_What the exercise asks_
Gather all lines in the entries below that include the word "title".

Dataset records:
** Begin **

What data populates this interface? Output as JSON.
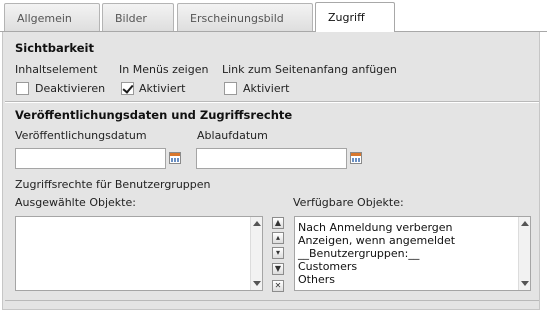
{
  "tabs": [
    {
      "label": "Allgemein",
      "active": false
    },
    {
      "label": "Bilder",
      "active": false
    },
    {
      "label": "Erscheinungsbild",
      "active": false
    },
    {
      "label": "Zugriff",
      "active": true
    }
  ],
  "visibility": {
    "title": "Sichtbarkeit",
    "content_element": {
      "label": "Inhaltselement",
      "checkbox_label": "Deaktivieren",
      "checked": false
    },
    "in_menus": {
      "label": "In Menüs zeigen",
      "checkbox_label": "Aktiviert",
      "checked": true
    },
    "top_link": {
      "label": "Link zum Seitenanfang anfügen",
      "checkbox_label": "Aktiviert",
      "checked": false
    }
  },
  "publish": {
    "title": "Veröffentlichungsdaten und Zugriffsrechte",
    "start_label": "Veröffentlichungsdatum",
    "start_value": "",
    "end_label": "Ablaufdatum",
    "end_value": "",
    "groups_label": "Zugriffsrechte für Benutzergruppen",
    "selected_label": "Ausgewählte Objekte:",
    "selected_items": [],
    "available_label": "Verfügbare Objekte:",
    "available_items": [
      "Nach Anmeldung verbergen",
      "Anzeigen, wenn angemeldet",
      "__Benutzergruppen:__",
      "Customers",
      "Others"
    ],
    "move_buttons": [
      "move-top",
      "move-up",
      "move-down",
      "move-bottom",
      "remove"
    ]
  },
  "colors": {
    "panel_bg": "#e4e4e4",
    "calendar_accent": "#d9772d"
  },
  "icons": [
    "calendar-icon",
    "checkmark-icon",
    "arrow-up-icon",
    "arrow-down-icon",
    "remove-icon"
  ]
}
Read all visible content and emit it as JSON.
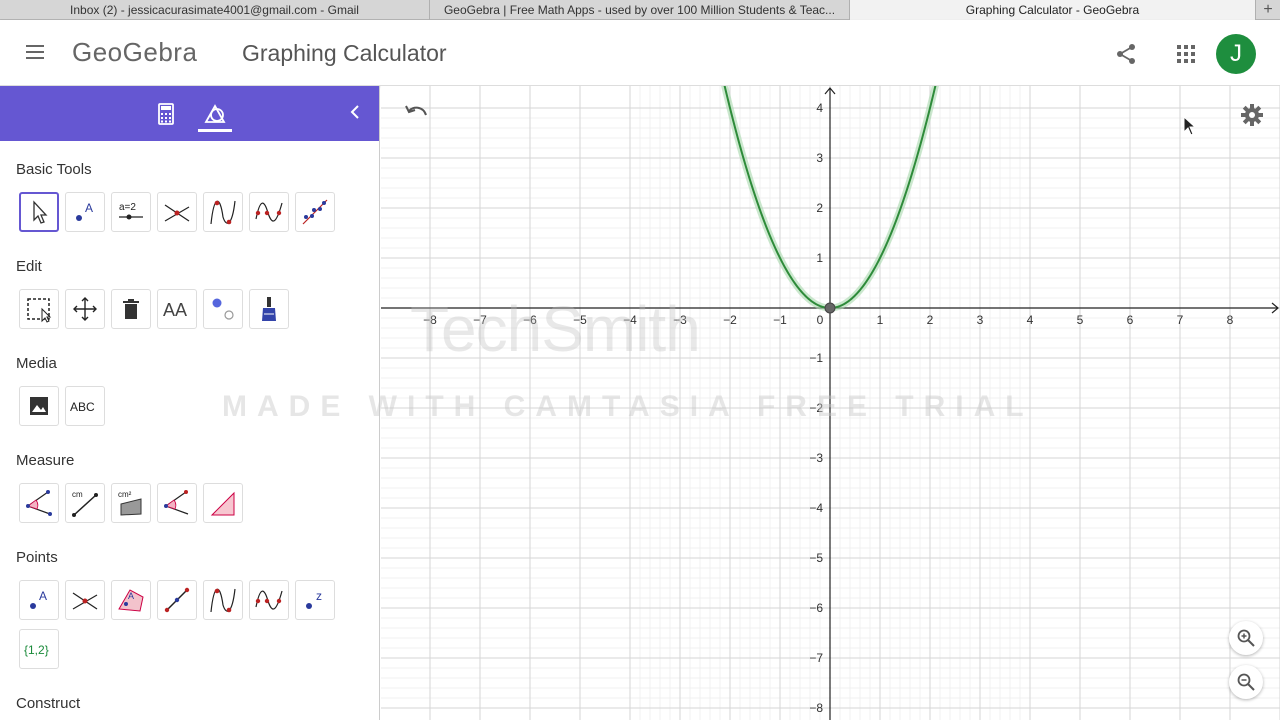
{
  "browser": {
    "tabs": [
      {
        "title": "Inbox (2) - jessicacurasimate4001@gmail.com - Gmail",
        "active": false
      },
      {
        "title": "GeoGebra | Free Math Apps - used by over 100 Million Students & Teac...",
        "active": false
      },
      {
        "title": "Graphing Calculator - GeoGebra",
        "active": true
      }
    ],
    "new_tab": "+"
  },
  "header": {
    "logo": "GeoGebra",
    "title": "Graphing Calculator",
    "avatar_initial": "J",
    "icons": [
      "menu-icon",
      "share-icon",
      "apps-grid-icon"
    ]
  },
  "panel": {
    "tabs": [
      "calculator-icon",
      "tools-icon"
    ],
    "active_tab": "tools",
    "accent": "#6557d2",
    "sections": [
      {
        "title": "Basic Tools",
        "tools": [
          "move",
          "point",
          "slider",
          "intersect",
          "extremum",
          "roots",
          "best-fit-line"
        ]
      },
      {
        "title": "Edit",
        "tools": [
          "select-objects",
          "move-graphics-view",
          "delete",
          "show-hide-label",
          "show-hide-object",
          "copy-visual-style"
        ]
      },
      {
        "title": "Media",
        "tools": [
          "image",
          "text"
        ]
      },
      {
        "title": "Measure",
        "tools": [
          "angle",
          "distance-length",
          "area",
          "angle-with-given-size",
          "slope"
        ]
      },
      {
        "title": "Points",
        "tools": [
          "point",
          "intersect",
          "point-on-object",
          "midpoint",
          "extremum",
          "roots",
          "complex-number",
          "list"
        ]
      },
      {
        "title": "Construct",
        "tools": []
      }
    ],
    "tool_text": {
      "slider": "a=2",
      "text": "ABC",
      "show_hide_label": "AA",
      "distance": "cm",
      "area": "cm²",
      "list": "{1,2}",
      "point_label": "A",
      "complex_label": "z"
    }
  },
  "graphics": {
    "x_ticks": [
      "−8",
      "−7",
      "−6",
      "−5",
      "−4",
      "−3",
      "−2",
      "−1",
      "0",
      "1",
      "2",
      "3",
      "4",
      "5",
      "6",
      "7",
      "8"
    ],
    "y_ticks": [
      "4",
      "3",
      "2",
      "1",
      "−1",
      "−2",
      "−3",
      "−4",
      "−5",
      "−6",
      "−7",
      "−8"
    ],
    "function": "y = x²",
    "curve_color": "#2e8b3a",
    "axes_color": "#222222"
  },
  "watermark": {
    "logo": "TechSmith",
    "line": "MADE WITH CAMTASIA FREE TRIAL"
  }
}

** End **

_Correct output_
    "title": "Sichtbarkeit",
    "title": "Veröffentlichungsdaten und Zugriffsrechte",
        "title": "Inbox (2) - jessicacurasimate4001@gmail.com - Gmail",
        "title": "GeoGebra | Free Math Apps - used by over 100 Million Students & Teac...",
        "title": "Graphing Calculator - GeoGebra",
    "title": "Graphing Calculator",
        "title": "Basic Tools",
        "title": "Edit",
        "title": "Media",
        "title": "Measure",
        "title": "Points",
        "title": "Construct",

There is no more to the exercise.